Savoirs et participation citoyenne

Les recherches menées au CREMIS s’appuient sur le principe selon lequel les personnes et groupes – universitaires, populations concernées, intervenant.e.s et gestionnaires – possèdent et produisent des savoirs et que ces savoirs doivent être pensés de manière complémentaire et non hiérarchique. Le CREMIS se distingue également par l’accent mis sur la dimension participative des recherches (implication des personnes à différents moments de la démarche) et par la documentation de pratiques expérimentales qui sont co-construites grâce à la collaboration de différents professionnel.le.s et institutions. Plusieurs projets de recherche croisent ainsi différents types de savoirs (issus du vécu et de la pratique, scientifiques, etc.) dans certaines ou toutes les étapes de la recherche, de l’élaboration des questions de recherche jusqu’à la mobilisation des résultats. Ce croisement des savoirs vise à enrichir la compréhension des inégalités sociales autant qu’à améliorer la pertinence des projets et leurs retombées sur l’amélioration des soins et services.

Le champ Savoirs et participation citoyenne vise à approfondir la réflexion sur ces thèmes en portant une attention particulière aux rapports sociaux inégalitaires qui sous-tendent la reconnaissance et l’élaboration des différents savoirs. La perspective adoptée emprunte notamment aux courants de recherche féministes et postcoloniaux qui élaborent des épistémologies porteuses de reconnaissance pour les savoirs locaux, attentives aux jeux de justification des savoirs dominants et critiques des délimitations entre savoir et ignorance.

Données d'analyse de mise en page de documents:
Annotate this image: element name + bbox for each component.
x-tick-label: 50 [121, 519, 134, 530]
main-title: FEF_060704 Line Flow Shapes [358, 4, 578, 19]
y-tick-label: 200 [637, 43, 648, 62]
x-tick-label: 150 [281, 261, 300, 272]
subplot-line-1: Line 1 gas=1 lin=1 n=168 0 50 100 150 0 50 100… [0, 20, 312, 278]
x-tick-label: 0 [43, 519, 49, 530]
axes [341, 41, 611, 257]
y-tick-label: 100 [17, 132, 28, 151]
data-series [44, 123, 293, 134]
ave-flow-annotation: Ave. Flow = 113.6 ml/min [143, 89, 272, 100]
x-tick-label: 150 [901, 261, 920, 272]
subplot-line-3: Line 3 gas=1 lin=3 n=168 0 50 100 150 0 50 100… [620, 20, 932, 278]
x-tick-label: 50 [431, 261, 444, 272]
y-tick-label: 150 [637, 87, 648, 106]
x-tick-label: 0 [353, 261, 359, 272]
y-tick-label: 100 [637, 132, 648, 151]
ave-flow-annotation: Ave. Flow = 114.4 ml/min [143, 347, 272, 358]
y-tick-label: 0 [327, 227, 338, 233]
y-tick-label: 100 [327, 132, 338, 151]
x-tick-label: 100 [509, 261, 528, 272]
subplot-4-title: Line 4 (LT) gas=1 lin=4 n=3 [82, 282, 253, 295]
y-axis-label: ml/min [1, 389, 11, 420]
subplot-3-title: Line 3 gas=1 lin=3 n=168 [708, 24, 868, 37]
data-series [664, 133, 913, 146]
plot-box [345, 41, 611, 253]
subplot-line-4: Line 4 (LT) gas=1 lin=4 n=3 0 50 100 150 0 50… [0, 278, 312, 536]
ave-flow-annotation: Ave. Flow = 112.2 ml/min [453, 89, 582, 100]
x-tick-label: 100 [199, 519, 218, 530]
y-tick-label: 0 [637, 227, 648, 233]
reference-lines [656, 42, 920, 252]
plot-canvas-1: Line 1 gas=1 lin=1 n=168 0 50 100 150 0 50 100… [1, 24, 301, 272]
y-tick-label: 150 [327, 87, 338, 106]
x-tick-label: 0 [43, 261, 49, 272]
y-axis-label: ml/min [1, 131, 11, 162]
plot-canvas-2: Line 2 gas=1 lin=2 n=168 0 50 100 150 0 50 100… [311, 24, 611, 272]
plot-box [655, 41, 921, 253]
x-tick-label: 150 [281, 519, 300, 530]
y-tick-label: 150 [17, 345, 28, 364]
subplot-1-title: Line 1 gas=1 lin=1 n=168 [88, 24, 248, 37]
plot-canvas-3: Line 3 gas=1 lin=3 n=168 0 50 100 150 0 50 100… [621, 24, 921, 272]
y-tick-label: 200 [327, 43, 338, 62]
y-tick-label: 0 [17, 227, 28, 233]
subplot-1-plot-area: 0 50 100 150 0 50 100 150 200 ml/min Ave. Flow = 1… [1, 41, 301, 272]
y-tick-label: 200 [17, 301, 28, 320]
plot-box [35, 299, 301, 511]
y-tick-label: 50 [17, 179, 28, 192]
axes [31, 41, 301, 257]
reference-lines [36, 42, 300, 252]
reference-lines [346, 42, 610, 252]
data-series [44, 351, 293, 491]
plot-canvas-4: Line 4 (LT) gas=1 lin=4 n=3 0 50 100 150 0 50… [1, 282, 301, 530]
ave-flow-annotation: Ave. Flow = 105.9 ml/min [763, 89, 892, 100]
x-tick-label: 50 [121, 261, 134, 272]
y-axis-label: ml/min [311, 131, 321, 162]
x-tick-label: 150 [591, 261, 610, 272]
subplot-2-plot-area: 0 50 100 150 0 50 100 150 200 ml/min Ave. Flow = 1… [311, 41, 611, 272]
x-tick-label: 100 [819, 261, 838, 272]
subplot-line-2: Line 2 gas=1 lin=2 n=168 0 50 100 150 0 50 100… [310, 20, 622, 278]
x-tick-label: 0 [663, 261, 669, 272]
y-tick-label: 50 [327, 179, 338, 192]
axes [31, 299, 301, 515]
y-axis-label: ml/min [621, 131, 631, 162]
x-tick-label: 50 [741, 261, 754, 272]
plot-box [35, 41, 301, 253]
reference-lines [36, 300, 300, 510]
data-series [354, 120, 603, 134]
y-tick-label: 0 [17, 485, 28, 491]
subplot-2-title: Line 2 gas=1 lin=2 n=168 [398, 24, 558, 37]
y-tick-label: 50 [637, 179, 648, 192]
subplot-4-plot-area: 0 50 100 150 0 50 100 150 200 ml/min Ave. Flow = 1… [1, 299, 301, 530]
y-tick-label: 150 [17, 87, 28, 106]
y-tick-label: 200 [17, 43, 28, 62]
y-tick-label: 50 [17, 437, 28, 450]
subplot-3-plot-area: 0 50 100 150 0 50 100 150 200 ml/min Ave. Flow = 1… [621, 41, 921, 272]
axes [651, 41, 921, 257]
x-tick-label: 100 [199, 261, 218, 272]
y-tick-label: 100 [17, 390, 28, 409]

**Consigne 1:** Reproduisez sans rien changer le passage du texte sur les savoirs et la participation citoyenne qui va de « Le champ Savoirs » à « savoir et ignorance. ».
**Consigne 2:** Ces affirmations concordent-elles avec le texte sur les savoirs et la participation citoyenne ? (a) Les savoirs des différents groupes doivent être pensés de manière hiérarchique. (b) La perspective du champ emprunte aux courants de recherche féministes et postcoloniaux. (c) Le croisement des savoirs se limite à l'étape de mobilisation des résultats. Répondez par oui ou par non à chacune, en citant mot pour mot les termes décisifs du texte.

**Résultat attendu 1:**
Le champ Savoirs et participation citoyenne vise à approfondir la réflexion sur ces thèmes en portant une attention particulière aux rapports sociaux inégalitaires qui sous-tendent la reconnaissance et l’élaboration des différents savoirs. La perspective adoptée emprunte notamment aux courants de recherche féministes et postcoloniaux qui élaborent des épistémologies porteuses de reconnaissance pour les savoirs locaux, attentives aux jeux de justification des savoirs dominants et critiques des délimitations entre savoir et ignorance.

**Résultat attendu 2:**
(a) Non : « ces savoirs doivent être pensés de manière complémentaire et non hiérarchique ».
(b) Oui : « La perspective adoptée emprunte notamment aux courants de recherche féministes et postcoloniaux ».
(c) Non : « dans certaines ou toutes les étapes de la recherche, de l’élaboration des questions de recherche jusqu’à la mobilisation des résultats ».